─── Record excerpts

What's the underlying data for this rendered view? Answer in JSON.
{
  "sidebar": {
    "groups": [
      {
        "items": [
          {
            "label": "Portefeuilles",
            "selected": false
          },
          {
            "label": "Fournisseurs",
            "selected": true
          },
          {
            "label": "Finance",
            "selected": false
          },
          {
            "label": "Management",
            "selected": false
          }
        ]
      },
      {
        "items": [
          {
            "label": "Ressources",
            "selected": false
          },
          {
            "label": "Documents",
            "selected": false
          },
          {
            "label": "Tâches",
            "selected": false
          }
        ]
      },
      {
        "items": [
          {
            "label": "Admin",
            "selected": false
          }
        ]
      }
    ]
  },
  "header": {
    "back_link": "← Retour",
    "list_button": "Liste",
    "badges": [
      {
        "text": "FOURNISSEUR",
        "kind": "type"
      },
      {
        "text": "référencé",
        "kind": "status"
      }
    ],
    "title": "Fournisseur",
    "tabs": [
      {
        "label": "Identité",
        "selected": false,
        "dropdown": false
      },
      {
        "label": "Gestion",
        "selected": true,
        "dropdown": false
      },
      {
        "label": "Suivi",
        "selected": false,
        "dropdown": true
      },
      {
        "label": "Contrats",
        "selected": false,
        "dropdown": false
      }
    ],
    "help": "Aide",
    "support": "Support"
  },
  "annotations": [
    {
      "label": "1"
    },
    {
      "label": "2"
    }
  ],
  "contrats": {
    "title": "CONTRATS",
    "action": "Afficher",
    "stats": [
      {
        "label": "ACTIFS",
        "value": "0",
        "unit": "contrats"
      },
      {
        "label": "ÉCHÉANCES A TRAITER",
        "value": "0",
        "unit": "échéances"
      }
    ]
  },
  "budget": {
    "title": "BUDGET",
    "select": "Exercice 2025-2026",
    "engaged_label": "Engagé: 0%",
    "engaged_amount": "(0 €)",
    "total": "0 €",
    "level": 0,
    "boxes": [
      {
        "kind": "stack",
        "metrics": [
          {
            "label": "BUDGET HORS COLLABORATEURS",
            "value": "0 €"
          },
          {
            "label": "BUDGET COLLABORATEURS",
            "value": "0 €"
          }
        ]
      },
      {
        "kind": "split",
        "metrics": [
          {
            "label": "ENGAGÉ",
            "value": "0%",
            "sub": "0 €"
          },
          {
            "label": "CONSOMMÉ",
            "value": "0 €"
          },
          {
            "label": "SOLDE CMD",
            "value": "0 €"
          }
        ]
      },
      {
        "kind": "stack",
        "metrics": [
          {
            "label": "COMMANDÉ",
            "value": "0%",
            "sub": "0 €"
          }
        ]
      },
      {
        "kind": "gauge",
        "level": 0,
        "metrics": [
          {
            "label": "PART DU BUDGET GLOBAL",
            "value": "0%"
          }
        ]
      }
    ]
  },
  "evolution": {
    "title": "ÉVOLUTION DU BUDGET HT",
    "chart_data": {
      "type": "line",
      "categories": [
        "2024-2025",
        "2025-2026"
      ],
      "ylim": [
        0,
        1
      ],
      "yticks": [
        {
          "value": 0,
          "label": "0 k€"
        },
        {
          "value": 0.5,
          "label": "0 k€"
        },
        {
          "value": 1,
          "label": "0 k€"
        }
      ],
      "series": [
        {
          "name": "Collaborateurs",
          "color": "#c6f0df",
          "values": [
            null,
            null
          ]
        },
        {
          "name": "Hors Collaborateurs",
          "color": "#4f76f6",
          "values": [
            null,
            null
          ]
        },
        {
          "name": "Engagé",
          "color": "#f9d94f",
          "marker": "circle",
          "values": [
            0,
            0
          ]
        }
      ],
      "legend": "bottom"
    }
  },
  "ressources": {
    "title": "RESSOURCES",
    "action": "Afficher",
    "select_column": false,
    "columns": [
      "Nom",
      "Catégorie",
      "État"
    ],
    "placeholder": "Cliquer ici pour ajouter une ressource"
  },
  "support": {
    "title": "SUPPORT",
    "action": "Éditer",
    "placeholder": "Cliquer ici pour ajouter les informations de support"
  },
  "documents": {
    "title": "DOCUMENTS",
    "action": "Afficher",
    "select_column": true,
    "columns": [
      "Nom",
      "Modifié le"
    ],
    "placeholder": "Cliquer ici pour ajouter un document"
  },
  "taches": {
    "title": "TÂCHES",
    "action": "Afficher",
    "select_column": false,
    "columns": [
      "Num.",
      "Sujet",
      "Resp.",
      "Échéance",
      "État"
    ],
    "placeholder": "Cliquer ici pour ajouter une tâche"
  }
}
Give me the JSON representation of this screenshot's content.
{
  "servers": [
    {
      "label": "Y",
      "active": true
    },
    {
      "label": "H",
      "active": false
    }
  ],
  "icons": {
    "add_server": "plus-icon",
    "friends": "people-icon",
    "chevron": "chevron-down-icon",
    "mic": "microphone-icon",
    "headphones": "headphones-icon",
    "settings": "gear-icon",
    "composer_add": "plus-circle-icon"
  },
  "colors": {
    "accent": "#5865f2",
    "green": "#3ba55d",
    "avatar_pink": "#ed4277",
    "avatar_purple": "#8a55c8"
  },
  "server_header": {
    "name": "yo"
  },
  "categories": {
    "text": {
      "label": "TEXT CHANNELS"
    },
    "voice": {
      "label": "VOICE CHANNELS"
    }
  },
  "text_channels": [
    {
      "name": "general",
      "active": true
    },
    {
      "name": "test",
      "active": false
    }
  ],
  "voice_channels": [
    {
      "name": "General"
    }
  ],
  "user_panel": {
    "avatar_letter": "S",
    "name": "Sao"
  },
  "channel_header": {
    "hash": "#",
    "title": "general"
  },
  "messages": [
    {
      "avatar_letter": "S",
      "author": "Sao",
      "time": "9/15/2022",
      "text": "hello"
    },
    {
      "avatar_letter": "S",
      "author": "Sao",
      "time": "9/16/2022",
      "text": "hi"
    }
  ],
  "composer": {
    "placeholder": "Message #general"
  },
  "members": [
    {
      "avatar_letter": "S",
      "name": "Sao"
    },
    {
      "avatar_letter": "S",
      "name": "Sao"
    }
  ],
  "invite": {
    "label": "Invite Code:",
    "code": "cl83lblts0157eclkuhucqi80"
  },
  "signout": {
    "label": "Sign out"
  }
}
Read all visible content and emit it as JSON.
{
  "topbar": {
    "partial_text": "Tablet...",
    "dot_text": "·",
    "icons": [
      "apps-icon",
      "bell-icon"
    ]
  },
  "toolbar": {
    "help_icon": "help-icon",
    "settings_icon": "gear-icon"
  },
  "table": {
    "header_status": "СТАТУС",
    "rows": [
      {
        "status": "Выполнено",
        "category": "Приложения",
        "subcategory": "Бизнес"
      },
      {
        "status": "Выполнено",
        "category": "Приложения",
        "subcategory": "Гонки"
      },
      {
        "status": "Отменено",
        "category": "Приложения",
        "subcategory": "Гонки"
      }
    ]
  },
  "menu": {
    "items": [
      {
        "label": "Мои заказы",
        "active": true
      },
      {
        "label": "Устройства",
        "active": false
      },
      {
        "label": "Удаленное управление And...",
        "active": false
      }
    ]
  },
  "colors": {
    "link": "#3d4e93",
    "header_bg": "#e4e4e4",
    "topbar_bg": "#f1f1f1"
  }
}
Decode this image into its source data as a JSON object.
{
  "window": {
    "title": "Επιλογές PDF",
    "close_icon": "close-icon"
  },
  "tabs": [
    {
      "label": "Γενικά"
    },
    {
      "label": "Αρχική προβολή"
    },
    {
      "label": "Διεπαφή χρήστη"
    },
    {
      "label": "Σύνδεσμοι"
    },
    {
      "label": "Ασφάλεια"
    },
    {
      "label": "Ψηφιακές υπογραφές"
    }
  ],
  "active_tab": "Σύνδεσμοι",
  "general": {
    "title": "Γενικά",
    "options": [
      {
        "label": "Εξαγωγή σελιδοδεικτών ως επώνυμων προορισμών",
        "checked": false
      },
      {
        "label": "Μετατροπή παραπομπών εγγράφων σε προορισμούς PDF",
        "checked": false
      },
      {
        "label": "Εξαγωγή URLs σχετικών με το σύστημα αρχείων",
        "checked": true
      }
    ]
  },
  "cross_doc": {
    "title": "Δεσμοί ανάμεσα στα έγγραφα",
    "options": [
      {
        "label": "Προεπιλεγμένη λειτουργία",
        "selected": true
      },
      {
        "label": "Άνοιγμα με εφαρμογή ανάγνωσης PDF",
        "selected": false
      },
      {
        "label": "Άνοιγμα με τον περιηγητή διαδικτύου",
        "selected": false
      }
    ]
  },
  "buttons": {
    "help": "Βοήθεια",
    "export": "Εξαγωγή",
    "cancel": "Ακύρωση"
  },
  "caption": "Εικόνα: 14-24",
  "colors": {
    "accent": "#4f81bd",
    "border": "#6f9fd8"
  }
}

──────

Track down the lines that include the word "content" and copy them.

# Answer to this exercise:
Give me the JSON representation of this screenshot's content.
Read all visible content and emit it as JSON.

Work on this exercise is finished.